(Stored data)
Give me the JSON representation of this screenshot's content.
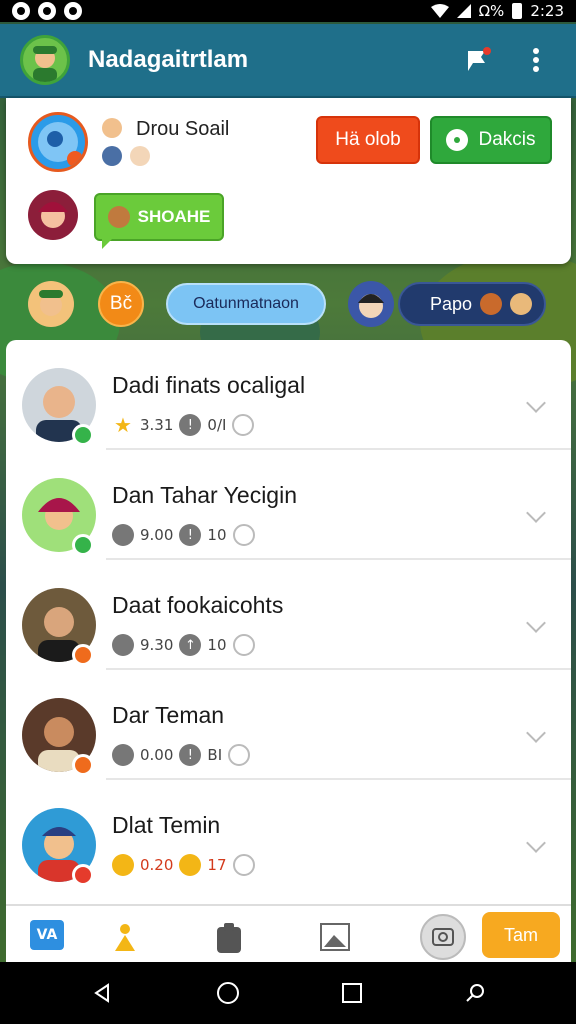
{
  "status_bar": {
    "right_text": "Ω%",
    "time": "2:23"
  },
  "header": {
    "title": "Nadagaitrtlam",
    "icons": [
      "avatar",
      "flag-chat-icon",
      "more-vert-icon"
    ]
  },
  "group": {
    "title": "Drou Soail",
    "buttons": {
      "red_label": "Hä olob",
      "green_label": "Dakcis"
    },
    "share_label": "SHOAHE"
  },
  "pills": {
    "orange_label": "Bč",
    "blue_label": "Oatunmatnaon",
    "dark_label": "Papo"
  },
  "list": [
    {
      "name": "Dadi finats ocaligal",
      "stat1": "3.31",
      "stat2": "0/I",
      "badge": "green"
    },
    {
      "name": "Dan Tahar Yecigin",
      "stat1": "9.00",
      "stat2": "10",
      "badge": "green"
    },
    {
      "name": "Daat fookaicohts",
      "stat1": "9.30",
      "stat2": "10",
      "badge": "orange"
    },
    {
      "name": "Dar Teman",
      "stat1": "0.00",
      "stat2": "BI",
      "badge": "orange"
    },
    {
      "name": "Dlat Temin",
      "stat1": "0.20",
      "stat2": "17",
      "badge": "red"
    }
  ],
  "bottom_bar": {
    "first_label": "VA",
    "team_label": "Tam"
  },
  "colors": {
    "header": "#1f6f8a",
    "red": "#ef4b1c",
    "green": "#2fa83c",
    "orange": "#f7a920"
  }
}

◆ Exercise prompt ◆
Write out each entry exactly as given, omitting any picture.

◆ Task result ◆
Give me the JSON representation of this screenshot's content.
{
  "status_bar": {
    "right_text": "Ω%",
    "time": "2:23"
  },
  "header": {
    "title": "Nadagaitrtlam",
    "icons": [
      "avatar",
      "flag-chat-icon",
      "more-vert-icon"
    ]
  },
  "group": {
    "title": "Drou Soail",
    "buttons": {
      "red_label": "Hä olob",
      "green_label": "Dakcis"
    },
    "share_label": "SHOAHE"
  },
  "pills": {
    "orange_label": "Bč",
    "blue_label": "Oatunmatnaon",
    "dark_label": "Papo"
  },
  "list": [
    {
      "name": "Dadi finats ocaligal",
      "stat1": "3.31",
      "stat2": "0/I",
      "badge": "green"
    },
    {
      "name": "Dan Tahar Yecigin",
      "stat1": "9.00",
      "stat2": "10",
      "badge": "green"
    },
    {
      "name": "Daat fookaicohts",
      "stat1": "9.30",
      "stat2": "10",
      "badge": "orange"
    },
    {
      "name": "Dar Teman",
      "stat1": "0.00",
      "stat2": "BI",
      "badge": "orange"
    },
    {
      "name": "Dlat Temin",
      "stat1": "0.20",
      "stat2": "17",
      "badge": "red"
    }
  ],
  "bottom_bar": {
    "first_label": "VA",
    "team_label": "Tam"
  },
  "colors": {
    "header": "#1f6f8a",
    "red": "#ef4b1c",
    "green": "#2fa83c",
    "orange": "#f7a920"
  }
}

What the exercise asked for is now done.